### Information given
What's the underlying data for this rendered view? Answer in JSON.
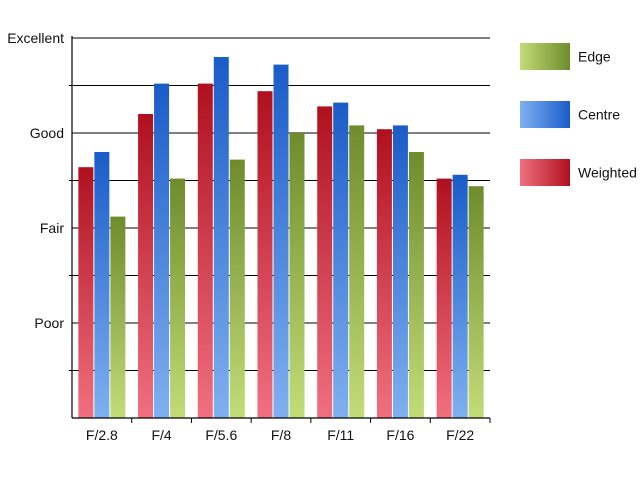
{
  "chart_data": {
    "type": "bar",
    "categories": [
      "F/2.8",
      "F/4",
      "F/5.6",
      "F/8",
      "F/11",
      "F/16",
      "F/22"
    ],
    "series": [
      {
        "name": "Weighted",
        "values": [
          66,
          80,
          88,
          86,
          82,
          76,
          63
        ],
        "color_top": "#b0101e",
        "color_bottom": "#f07080"
      },
      {
        "name": "Centre",
        "values": [
          70,
          88,
          95,
          93,
          83,
          77,
          64
        ],
        "color_top": "#1a5cc8",
        "color_bottom": "#7fb0f0"
      },
      {
        "name": "Edge",
        "values": [
          53,
          63,
          68,
          75,
          77,
          70,
          61
        ],
        "color_top": "#6e8c2c",
        "color_bottom": "#c2dc78"
      }
    ],
    "ylim": [
      0,
      100
    ],
    "y_ticks": [
      {
        "value": 25,
        "label": "Poor"
      },
      {
        "value": 50,
        "label": "Fair"
      },
      {
        "value": 75,
        "label": "Good"
      },
      {
        "value": 100,
        "label": "Excellent"
      }
    ],
    "grid": true,
    "legend_order": [
      "Edge",
      "Centre",
      "Weighted"
    ],
    "legend_position": "right",
    "title": "",
    "xlabel": "",
    "ylabel": ""
  }
}
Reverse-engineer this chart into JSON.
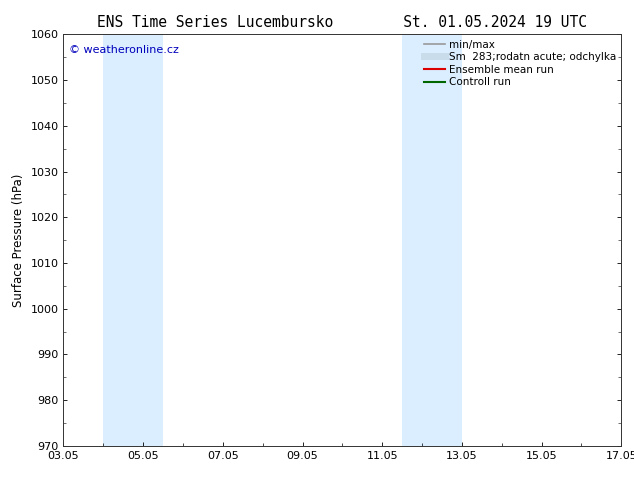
{
  "title_left": "ENS Time Series Lucembursko",
  "title_right": "St. 01.05.2024 19 UTC",
  "ylabel": "Surface Pressure (hPa)",
  "ylim": [
    970,
    1060
  ],
  "yticks": [
    970,
    980,
    990,
    1000,
    1010,
    1020,
    1030,
    1040,
    1050,
    1060
  ],
  "xtick_labels": [
    "03.05",
    "05.05",
    "07.05",
    "09.05",
    "11.05",
    "13.05",
    "15.05",
    "17.05"
  ],
  "xtick_days": [
    3,
    5,
    7,
    9,
    11,
    13,
    15,
    17
  ],
  "blue_bands": [
    {
      "day_start": 4.0,
      "day_end": 5.5
    },
    {
      "day_start": 11.5,
      "day_end": 13.0
    }
  ],
  "band_color": "#daeeff",
  "watermark_text": "© weatheronline.cz",
  "watermark_color": "#0000bb",
  "legend_entries": [
    {
      "label": "min/max",
      "color": "#999999",
      "lw": 1.2
    },
    {
      "label": "Sm  283;rodatn acute; odchylka",
      "color": "#c8dcea",
      "lw": 5
    },
    {
      "label": "Ensemble mean run",
      "color": "#dd0000",
      "lw": 1.5
    },
    {
      "label": "Controll run",
      "color": "#006600",
      "lw": 1.5
    }
  ],
  "bg_color": "#ffffff",
  "title_fontsize": 10.5,
  "ylabel_fontsize": 8.5,
  "tick_fontsize": 8,
  "watermark_fontsize": 8,
  "legend_fontsize": 7.5
}
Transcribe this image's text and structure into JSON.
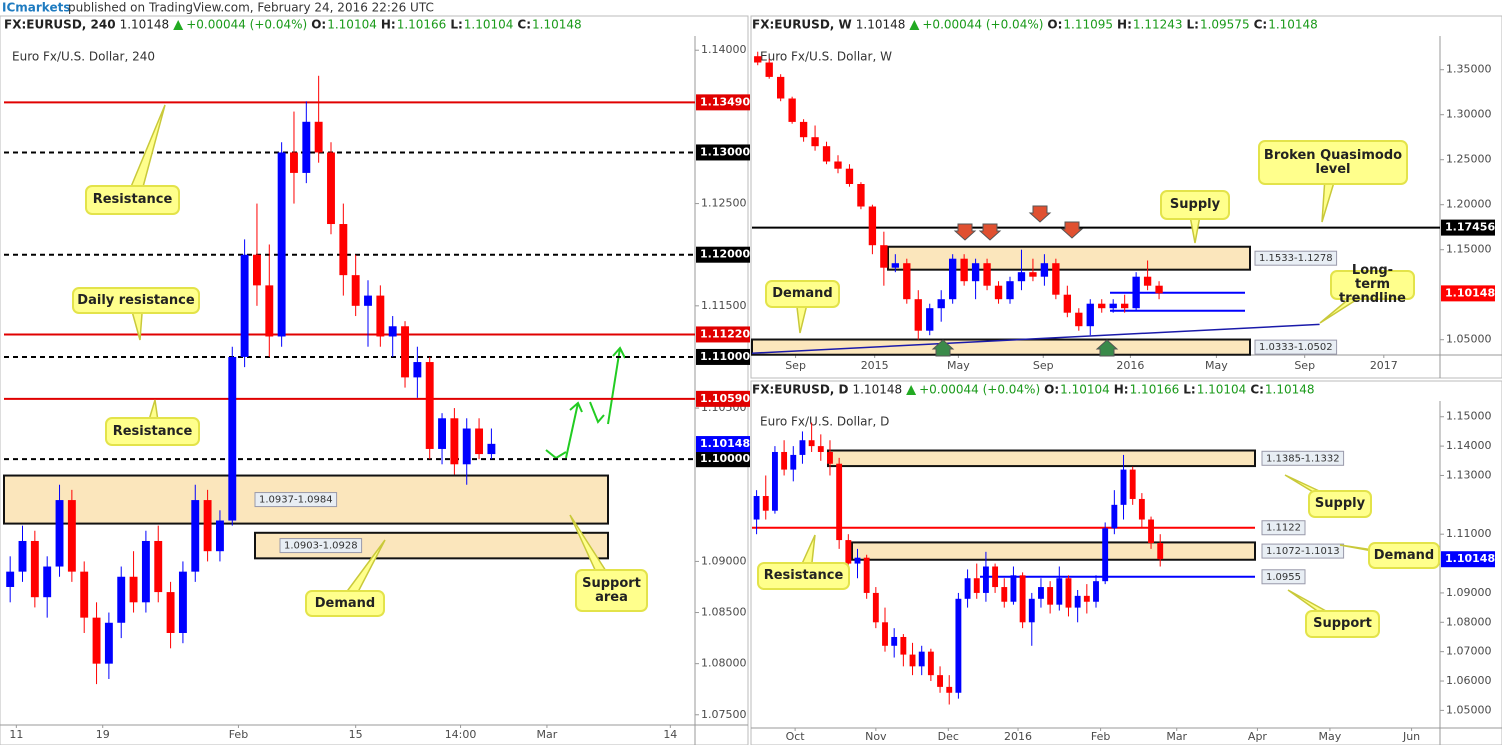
{
  "header": {
    "brand": "ICmarkets",
    "text": "published on TradingView.com, February 24, 2016 22:26 UTC"
  },
  "chart_data": [
    {
      "type": "candlestick",
      "symbol": "FX:EURUSD, 240",
      "title": "Euro Fx/U.S. Dollar, 240",
      "quote": {
        "last": "1.10148",
        "change": "+0.00044 (+0.04%)",
        "fields": [
          {
            "label": "O:",
            "value": "1.10104"
          },
          {
            "label": "H:",
            "value": "1.10166"
          },
          {
            "label": "L:",
            "value": "1.10104"
          },
          {
            "label": "C:",
            "value": "1.10148"
          }
        ]
      },
      "up_color": "#0000ff",
      "down_color": "#ff0000",
      "xlim": [
        0,
        56
      ],
      "xticks": [
        {
          "value": 1,
          "label": "11"
        },
        {
          "value": 8,
          "label": "19"
        },
        {
          "value": 19,
          "label": "Feb"
        },
        {
          "value": 28.5,
          "label": "15"
        },
        {
          "value": 37,
          "label": "14:00"
        },
        {
          "value": 44,
          "label": "Mar"
        },
        {
          "value": 54,
          "label": "14"
        }
      ],
      "ylim": [
        1.074,
        1.141
      ],
      "yticks": [
        {
          "value": 1.14,
          "label": "1.14000"
        },
        {
          "value": 1.125,
          "label": "1.12500"
        },
        {
          "value": 1.115,
          "label": "1.11500"
        },
        {
          "value": 1.105,
          "label": "1.10500"
        },
        {
          "value": 1.09,
          "label": "1.09000"
        },
        {
          "value": 1.085,
          "label": "1.08500"
        },
        {
          "value": 1.08,
          "label": "1.08000"
        },
        {
          "value": 1.075,
          "label": "1.07500"
        }
      ],
      "ohlc": [
        [
          1.0875,
          1.0905,
          1.086,
          1.089
        ],
        [
          1.089,
          1.0935,
          1.088,
          1.092
        ],
        [
          1.092,
          1.093,
          1.0855,
          1.0865
        ],
        [
          1.0865,
          1.0905,
          1.0845,
          1.0895
        ],
        [
          1.0895,
          1.0975,
          1.0885,
          1.096
        ],
        [
          1.096,
          1.097,
          1.088,
          1.089
        ],
        [
          1.089,
          1.09,
          1.083,
          1.0845
        ],
        [
          1.0845,
          1.086,
          1.078,
          1.08
        ],
        [
          1.08,
          1.085,
          1.0785,
          1.084
        ],
        [
          1.084,
          1.0895,
          1.0825,
          1.0885
        ],
        [
          1.0885,
          1.091,
          1.085,
          1.086
        ],
        [
          1.086,
          1.093,
          1.085,
          1.092
        ],
        [
          1.092,
          1.0935,
          1.086,
          1.087
        ],
        [
          1.087,
          1.088,
          1.0815,
          1.083
        ],
        [
          1.083,
          1.09,
          1.082,
          1.089
        ],
        [
          1.089,
          1.0975,
          1.088,
          1.096
        ],
        [
          1.096,
          1.097,
          1.09,
          1.091
        ],
        [
          1.091,
          1.095,
          1.09,
          1.094
        ],
        [
          1.094,
          1.111,
          1.0935,
          1.11
        ],
        [
          1.11,
          1.1215,
          1.109,
          1.12
        ],
        [
          1.12,
          1.125,
          1.115,
          1.117
        ],
        [
          1.117,
          1.121,
          1.11,
          1.112
        ],
        [
          1.112,
          1.131,
          1.111,
          1.13
        ],
        [
          1.13,
          1.134,
          1.125,
          1.128
        ],
        [
          1.128,
          1.135,
          1.127,
          1.133
        ],
        [
          1.133,
          1.1375,
          1.129,
          1.13
        ],
        [
          1.13,
          1.131,
          1.122,
          1.123
        ],
        [
          1.123,
          1.125,
          1.116,
          1.118
        ],
        [
          1.118,
          1.12,
          1.114,
          1.115
        ],
        [
          1.115,
          1.1175,
          1.111,
          1.116
        ],
        [
          1.116,
          1.117,
          1.111,
          1.112
        ],
        [
          1.112,
          1.114,
          1.11,
          1.113
        ],
        [
          1.113,
          1.1135,
          1.107,
          1.108
        ],
        [
          1.108,
          1.111,
          1.106,
          1.1095
        ],
        [
          1.1095,
          1.11,
          1.1,
          1.101
        ],
        [
          1.101,
          1.1045,
          1.0995,
          1.104
        ],
        [
          1.104,
          1.105,
          1.0985,
          1.0995
        ],
        [
          1.0995,
          1.104,
          1.0975,
          1.103
        ],
        [
          1.103,
          1.104,
          1.1,
          1.1005
        ],
        [
          1.1005,
          1.103,
          1.1,
          1.1015
        ]
      ],
      "levels": [
        {
          "value": 1.1349,
          "label": "1.13490",
          "color": "#e00000",
          "style": "solid"
        },
        {
          "value": 1.13,
          "label": "1.13000",
          "color": "#000000",
          "style": "dashed"
        },
        {
          "value": 1.12,
          "label": "1.12000",
          "color": "#000000",
          "style": "dashed"
        },
        {
          "value": 1.1122,
          "label": "1.11220",
          "color": "#e00000",
          "style": "solid"
        },
        {
          "value": 1.11,
          "label": "1.11000",
          "color": "#000000",
          "style": "dashed"
        },
        {
          "value": 1.1059,
          "label": "1.10590",
          "color": "#e00000",
          "style": "solid"
        },
        {
          "value": 1.1,
          "label": "1.10000",
          "color": "#000000",
          "style": "dashed"
        }
      ],
      "zones": [
        {
          "low": 1.0937,
          "high": 1.0984,
          "label": "1.0937-1.0984"
        },
        {
          "low": 1.0903,
          "high": 1.0928,
          "label": "1.0903-1.0928"
        }
      ],
      "last": {
        "value": 1.10148,
        "label": "1.10148",
        "color": "#0000ff"
      },
      "callouts": [
        "Resistance",
        "Daily resistance",
        "Resistance",
        "Demand",
        "Support area"
      ]
    },
    {
      "type": "candlestick",
      "symbol": "FX:EURUSD, W",
      "title": "Euro Fx/U.S. Dollar, W",
      "quote": {
        "last": "1.10148",
        "change": "+0.00044 (+0.04%)",
        "fields": [
          {
            "label": "O:",
            "value": "1.11095"
          },
          {
            "label": "H:",
            "value": "1.11243"
          },
          {
            "label": "L:",
            "value": "1.09575"
          },
          {
            "label": "C:",
            "value": "1.10148"
          }
        ]
      },
      "up_color": "#0000ff",
      "down_color": "#ff0000",
      "xlim": [
        0,
        60
      ],
      "xticks": [
        {
          "value": 3.8,
          "label": "Sep"
        },
        {
          "value": 10.7,
          "label": "2015"
        },
        {
          "value": 18,
          "label": "May"
        },
        {
          "value": 25.4,
          "label": "Sep"
        },
        {
          "value": 33,
          "label": "2016"
        },
        {
          "value": 40.5,
          "label": "May"
        },
        {
          "value": 48.2,
          "label": "Sep"
        },
        {
          "value": 55.1,
          "label": "2017"
        }
      ],
      "ylim": [
        1.033,
        1.383
      ],
      "yticks": [
        {
          "value": 1.35,
          "label": "1.35000"
        },
        {
          "value": 1.3,
          "label": "1.30000"
        },
        {
          "value": 1.25,
          "label": "1.25000"
        },
        {
          "value": 1.2,
          "label": "1.20000"
        },
        {
          "value": 1.15,
          "label": "1.15000"
        },
        {
          "value": 1.05,
          "label": "1.05000"
        }
      ],
      "ohlc": [
        [
          1.365,
          1.37,
          1.355,
          1.358
        ],
        [
          1.358,
          1.362,
          1.34,
          1.342
        ],
        [
          1.342,
          1.345,
          1.315,
          1.318
        ],
        [
          1.318,
          1.32,
          1.29,
          1.292
        ],
        [
          1.292,
          1.295,
          1.27,
          1.275
        ],
        [
          1.275,
          1.288,
          1.26,
          1.265
        ],
        [
          1.265,
          1.27,
          1.245,
          1.248
        ],
        [
          1.248,
          1.255,
          1.235,
          1.24
        ],
        [
          1.24,
          1.245,
          1.22,
          1.223
        ],
        [
          1.223,
          1.225,
          1.195,
          1.198
        ],
        [
          1.198,
          1.2,
          1.145,
          1.155
        ],
        [
          1.155,
          1.17,
          1.11,
          1.13
        ],
        [
          1.13,
          1.145,
          1.125,
          1.135
        ],
        [
          1.135,
          1.14,
          1.09,
          1.095
        ],
        [
          1.095,
          1.105,
          1.05,
          1.06
        ],
        [
          1.06,
          1.09,
          1.055,
          1.085
        ],
        [
          1.085,
          1.105,
          1.07,
          1.095
        ],
        [
          1.095,
          1.145,
          1.09,
          1.14
        ],
        [
          1.14,
          1.145,
          1.11,
          1.115
        ],
        [
          1.115,
          1.14,
          1.095,
          1.135
        ],
        [
          1.135,
          1.14,
          1.105,
          1.11
        ],
        [
          1.11,
          1.115,
          1.09,
          1.095
        ],
        [
          1.095,
          1.12,
          1.09,
          1.115
        ],
        [
          1.115,
          1.15,
          1.105,
          1.125
        ],
        [
          1.125,
          1.14,
          1.115,
          1.12
        ],
        [
          1.12,
          1.145,
          1.11,
          1.135
        ],
        [
          1.135,
          1.14,
          1.095,
          1.1
        ],
        [
          1.1,
          1.11,
          1.075,
          1.08
        ],
        [
          1.08,
          1.085,
          1.06,
          1.065
        ],
        [
          1.065,
          1.095,
          1.055,
          1.09
        ],
        [
          1.09,
          1.095,
          1.08,
          1.085
        ],
        [
          1.085,
          1.095,
          1.08,
          1.09
        ],
        [
          1.09,
          1.1,
          1.08,
          1.085
        ],
        [
          1.085,
          1.125,
          1.083,
          1.12
        ],
        [
          1.12,
          1.138,
          1.105,
          1.11
        ],
        [
          1.11,
          1.115,
          1.095,
          1.1015
        ]
      ],
      "levels": [
        {
          "value": 1.17456,
          "label": "1.17456",
          "color": "#000000",
          "style": "solid"
        },
        {
          "value": 1.1022,
          "color": "#0000ff",
          "style": "solid"
        },
        {
          "value": 1.0822,
          "color": "#0000ff",
          "style": "solid"
        }
      ],
      "zones": [
        {
          "low": 1.1278,
          "high": 1.1533,
          "label": "1.1533-1.1278"
        },
        {
          "low": 1.0333,
          "high": 1.0502,
          "label": "1.0333-1.0502"
        }
      ],
      "trendline": {
        "x": [
          0,
          49.5
        ],
        "y": [
          1.035,
          1.067
        ]
      },
      "last": {
        "value": 1.10148,
        "label": "1.10148",
        "color": "#ff0000"
      },
      "callouts": [
        "Broken Quasimodo level",
        "Supply",
        "Demand",
        "Long-term trendline"
      ]
    },
    {
      "type": "candlestick",
      "symbol": "FX:EURUSD, D",
      "title": "Euro Fx/U.S. Dollar, D",
      "quote": {
        "last": "1.10148",
        "change": "+0.00044 (+0.04%)",
        "fields": [
          {
            "label": "O:",
            "value": "1.10104"
          },
          {
            "label": "H:",
            "value": "1.10166"
          },
          {
            "label": "L:",
            "value": "1.10104"
          },
          {
            "label": "C:",
            "value": "1.10148"
          }
        ]
      },
      "up_color": "#0000ff",
      "down_color": "#ff0000",
      "xlim": [
        0,
        75
      ],
      "xticks": [
        {
          "value": 4.7,
          "label": "Oct"
        },
        {
          "value": 13.5,
          "label": "Nov"
        },
        {
          "value": 21.4,
          "label": "Dec"
        },
        {
          "value": 29,
          "label": "2016"
        },
        {
          "value": 38,
          "label": "Feb"
        },
        {
          "value": 46.3,
          "label": "Mar"
        },
        {
          "value": 55.1,
          "label": "Apr"
        },
        {
          "value": 63,
          "label": "May"
        },
        {
          "value": 71.9,
          "label": "Jun"
        }
      ],
      "ylim": [
        1.044,
        1.154
      ],
      "yticks": [
        {
          "value": 1.15,
          "label": "1.15000"
        },
        {
          "value": 1.14,
          "label": "1.14000"
        },
        {
          "value": 1.13,
          "label": "1.13000"
        },
        {
          "value": 1.11,
          "label": "1.11000"
        },
        {
          "value": 1.09,
          "label": "1.09000"
        },
        {
          "value": 1.08,
          "label": "1.08000"
        },
        {
          "value": 1.07,
          "label": "1.07000"
        },
        {
          "value": 1.06,
          "label": "1.06000"
        },
        {
          "value": 1.05,
          "label": "1.05000"
        }
      ],
      "ohlc": [
        [
          1.115,
          1.125,
          1.11,
          1.123
        ],
        [
          1.123,
          1.13,
          1.115,
          1.118
        ],
        [
          1.118,
          1.14,
          1.117,
          1.138
        ],
        [
          1.138,
          1.142,
          1.13,
          1.132
        ],
        [
          1.132,
          1.14,
          1.128,
          1.137
        ],
        [
          1.137,
          1.145,
          1.134,
          1.142
        ],
        [
          1.142,
          1.148,
          1.138,
          1.14
        ],
        [
          1.14,
          1.144,
          1.135,
          1.138
        ],
        [
          1.138,
          1.142,
          1.13,
          1.134
        ],
        [
          1.134,
          1.136,
          1.105,
          1.108
        ],
        [
          1.108,
          1.11,
          1.095,
          1.1
        ],
        [
          1.1,
          1.105,
          1.095,
          1.102
        ],
        [
          1.102,
          1.103,
          1.088,
          1.09
        ],
        [
          1.09,
          1.092,
          1.078,
          1.08
        ],
        [
          1.08,
          1.085,
          1.07,
          1.072
        ],
        [
          1.072,
          1.078,
          1.068,
          1.075
        ],
        [
          1.075,
          1.076,
          1.065,
          1.069
        ],
        [
          1.069,
          1.073,
          1.062,
          1.065
        ],
        [
          1.065,
          1.072,
          1.062,
          1.07
        ],
        [
          1.07,
          1.071,
          1.06,
          1.062
        ],
        [
          1.062,
          1.065,
          1.056,
          1.058
        ],
        [
          1.058,
          1.062,
          1.052,
          1.056
        ],
        [
          1.056,
          1.09,
          1.054,
          1.088
        ],
        [
          1.088,
          1.098,
          1.085,
          1.095
        ],
        [
          1.095,
          1.1,
          1.088,
          1.09
        ],
        [
          1.09,
          1.104,
          1.087,
          1.099
        ],
        [
          1.099,
          1.1,
          1.09,
          1.092
        ],
        [
          1.092,
          1.095,
          1.085,
          1.087
        ],
        [
          1.087,
          1.099,
          1.086,
          1.096
        ],
        [
          1.096,
          1.097,
          1.078,
          1.08
        ],
        [
          1.08,
          1.09,
          1.072,
          1.088
        ],
        [
          1.088,
          1.095,
          1.085,
          1.092
        ],
        [
          1.092,
          1.094,
          1.083,
          1.086
        ],
        [
          1.086,
          1.099,
          1.084,
          1.095
        ],
        [
          1.095,
          1.096,
          1.082,
          1.085
        ],
        [
          1.085,
          1.091,
          1.08,
          1.089
        ],
        [
          1.089,
          1.093,
          1.083,
          1.087
        ],
        [
          1.087,
          1.096,
          1.085,
          1.094
        ],
        [
          1.094,
          1.114,
          1.093,
          1.112
        ],
        [
          1.112,
          1.125,
          1.11,
          1.12
        ],
        [
          1.12,
          1.137,
          1.115,
          1.132
        ],
        [
          1.132,
          1.133,
          1.12,
          1.122
        ],
        [
          1.122,
          1.124,
          1.112,
          1.115
        ],
        [
          1.115,
          1.116,
          1.105,
          1.107
        ],
        [
          1.107,
          1.11,
          1.099,
          1.1015
        ]
      ],
      "levels": [
        {
          "value": 1.1122,
          "label": "1.1122",
          "color": "#ff0000",
          "style": "solid"
        },
        {
          "value": 1.0955,
          "label": "1.0955",
          "color": "#0000ff",
          "style": "solid"
        }
      ],
      "zones": [
        {
          "low": 1.1332,
          "high": 1.1385,
          "label": "1.1385-1.1332"
        },
        {
          "low": 1.1013,
          "high": 1.1072,
          "label": "1.1072-1.1013"
        }
      ],
      "last": {
        "value": 1.10148,
        "label": "1.10148",
        "color": "#0000ff"
      },
      "callouts": [
        "Supply",
        "Demand",
        "Resistance",
        "Support"
      ]
    }
  ]
}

### Direction
In the records above, how many lines include the string "this"? Answer with only the number.

### Exercise response
3